──────── MATERIAL FOR THIS TASK
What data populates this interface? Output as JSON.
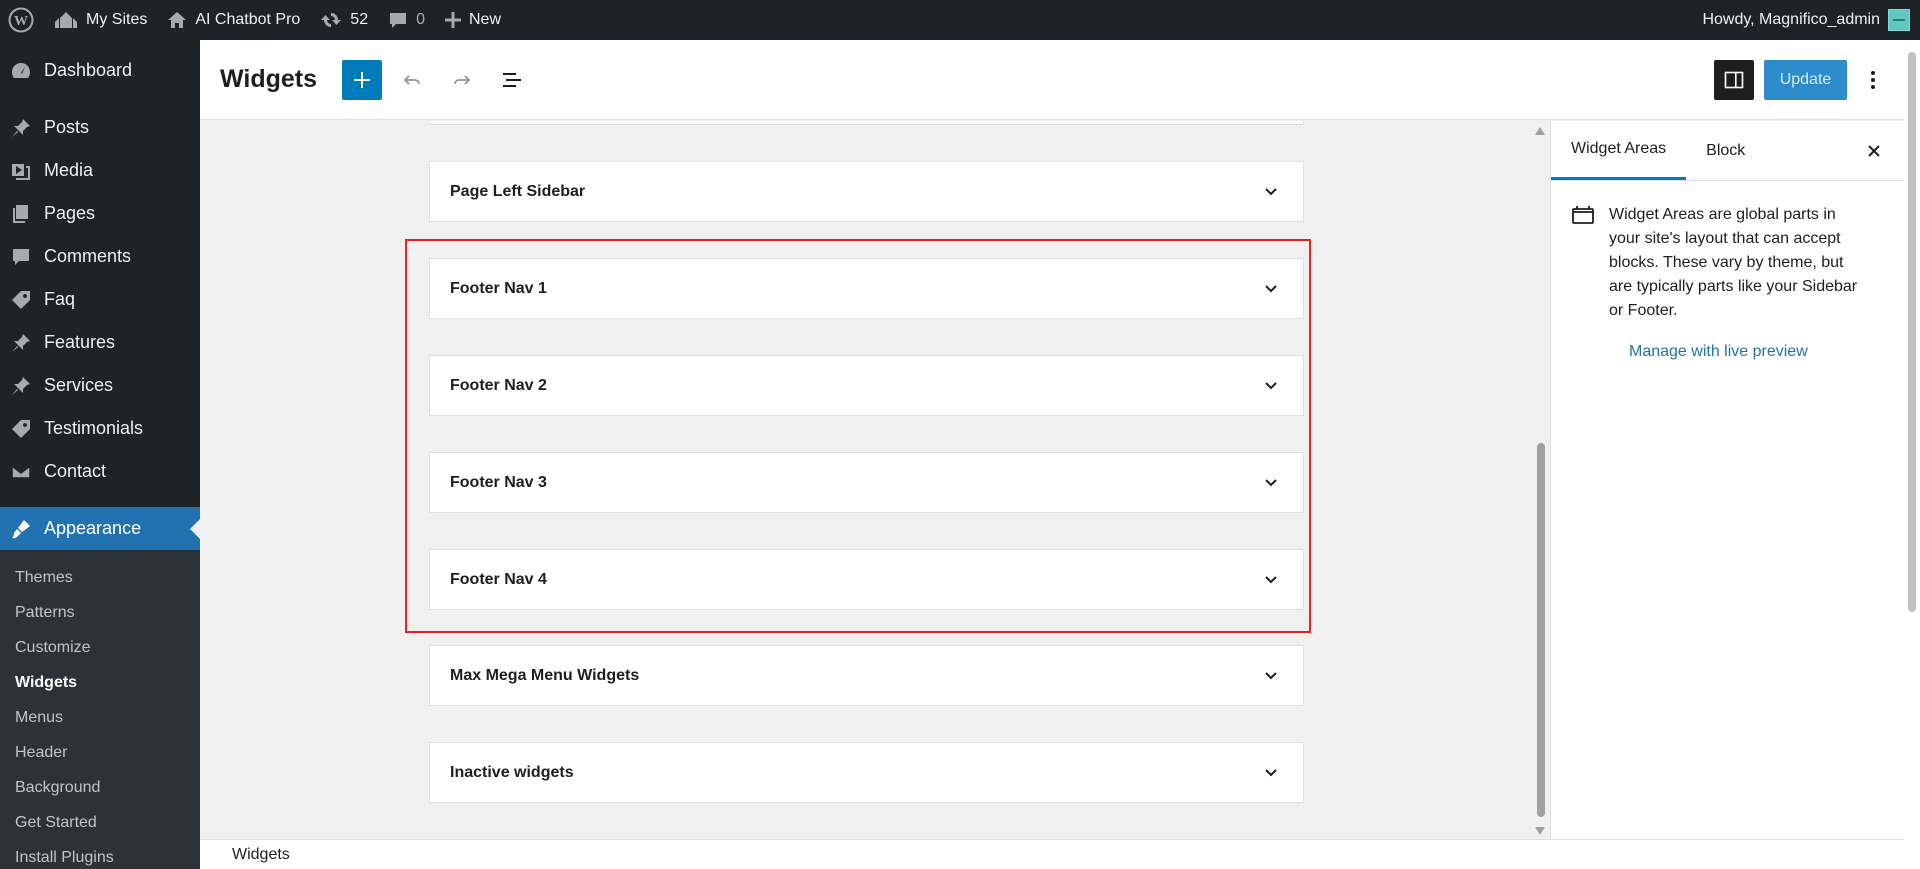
{
  "adminbar": {
    "my_sites": "My Sites",
    "site_name": "AI Chatbot Pro",
    "updates_count": "52",
    "comments_count": "0",
    "new_label": "New",
    "howdy": "Howdy, Magnifico_admin"
  },
  "menu": {
    "items": [
      {
        "label": "Dashboard",
        "icon": "dashboard-icon"
      },
      {
        "label": "Posts",
        "icon": "pin-icon"
      },
      {
        "label": "Media",
        "icon": "media-icon"
      },
      {
        "label": "Pages",
        "icon": "pages-icon"
      },
      {
        "label": "Comments",
        "icon": "comment-icon"
      },
      {
        "label": "Faq",
        "icon": "tag-icon"
      },
      {
        "label": "Features",
        "icon": "pin-icon"
      },
      {
        "label": "Services",
        "icon": "pin-icon"
      },
      {
        "label": "Testimonials",
        "icon": "tag-icon"
      },
      {
        "label": "Contact",
        "icon": "mail-icon"
      }
    ],
    "current": {
      "label": "Appearance",
      "icon": "brush-icon"
    },
    "submenu": [
      "Themes",
      "Patterns",
      "Customize",
      "Widgets",
      "Menus",
      "Header",
      "Background",
      "Get Started",
      "Install Plugins"
    ],
    "submenu_current": "Widgets"
  },
  "header": {
    "title": "Widgets",
    "update_label": "Update"
  },
  "widget_areas": [
    {
      "label": "Page Left Sidebar"
    },
    {
      "label": "Footer Nav 1"
    },
    {
      "label": "Footer Nav 2"
    },
    {
      "label": "Footer Nav 3"
    },
    {
      "label": "Footer Nav 4"
    },
    {
      "label": "Max Mega Menu Widgets"
    },
    {
      "label": "Inactive widgets"
    }
  ],
  "sidebar": {
    "tab_areas": "Widget Areas",
    "tab_block": "Block",
    "description": "Widget Areas are global parts in your site's layout that can accept blocks. These vary by theme, but are typically parts like your Sidebar or Footer.",
    "manage_link": "Manage with live preview"
  },
  "footer": {
    "breadcrumb": "Widgets"
  },
  "colors": {
    "accent": "#007cba",
    "admin_dark": "#1d2327",
    "highlight": "#e02424"
  }
}
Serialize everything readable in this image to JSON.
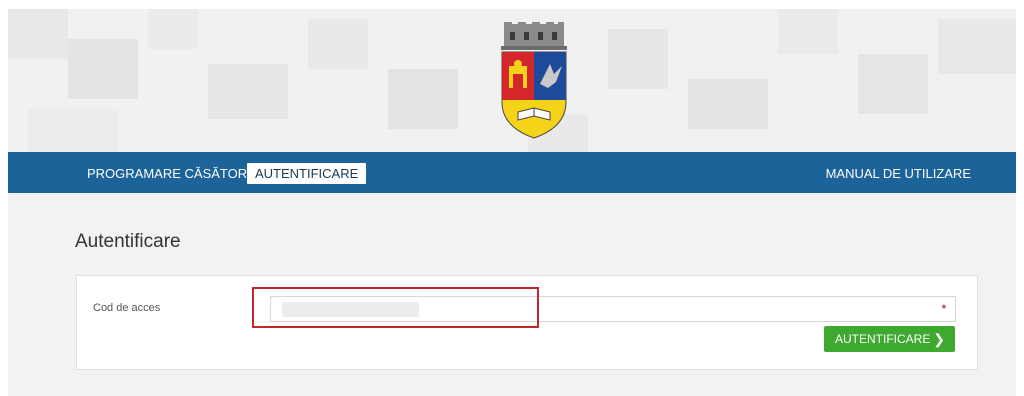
────────────────
Transcribe the material exactly, leaving every picture out.

What data populates this interface? Output as JSON.
{
  "adminbar": {
    "my_sites": "My Sites",
    "site_name": "AI Chatbot Pro",
    "updates_count": "52",
    "comments_count": "0",
    "new_label": "New",
    "howdy": "Howdy, Magnifico_admin"
  },
  "menu": {
    "items": [
      {
        "label": "Dashboard",
        "icon": "dashboard-icon"
      },
      {
        "label": "Posts",
        "icon": "pin-icon"
      },
      {
        "label": "Media",
        "icon": "media-icon"
      },
      {
        "label": "Pages",
        "icon": "pages-icon"
      },
      {
        "label": "Comments",
        "icon": "comment-icon"
      },
      {
        "label": "Faq",
        "icon": "tag-icon"
      },
      {
        "label": "Features",
        "icon": "pin-icon"
      },
      {
        "label": "Services",
        "icon": "pin-icon"
      },
      {
        "label": "Testimonials",
        "icon": "tag-icon"
      },
      {
        "label": "Contact",
        "icon": "mail-icon"
      }
    ],
    "current": {
      "label": "Appearance",
      "icon": "brush-icon"
    },
    "submenu": [
      "Themes",
      "Patterns",
      "Customize",
      "Widgets",
      "Menus",
      "Header",
      "Background",
      "Get Started",
      "Install Plugins"
    ],
    "submenu_current": "Widgets"
  },
  "header": {
    "title": "Widgets",
    "update_label": "Update"
  },
  "widget_areas": [
    {
      "label": "Page Left Sidebar"
    },
    {
      "label": "Footer Nav 1"
    },
    {
      "label": "Footer Nav 2"
    },
    {
      "label": "Footer Nav 3"
    },
    {
      "label": "Footer Nav 4"
    },
    {
      "label": "Max Mega Menu Widgets"
    },
    {
      "label": "Inactive widgets"
    }
  ],
  "sidebar": {
    "tab_areas": "Widget Areas",
    "tab_block": "Block",
    "description": "Widget Areas are global parts in your site's layout that can accept blocks. These vary by theme, but are typically parts like your Sidebar or Footer.",
    "manage_link": "Manage with live preview"
  },
  "footer": {
    "breadcrumb": "Widgets"
  },
  "colors": {
    "accent": "#007cba",
    "admin_dark": "#1d2327",
    "highlight": "#e02424"
  }
}
Serialize everything readable in this image to JSON.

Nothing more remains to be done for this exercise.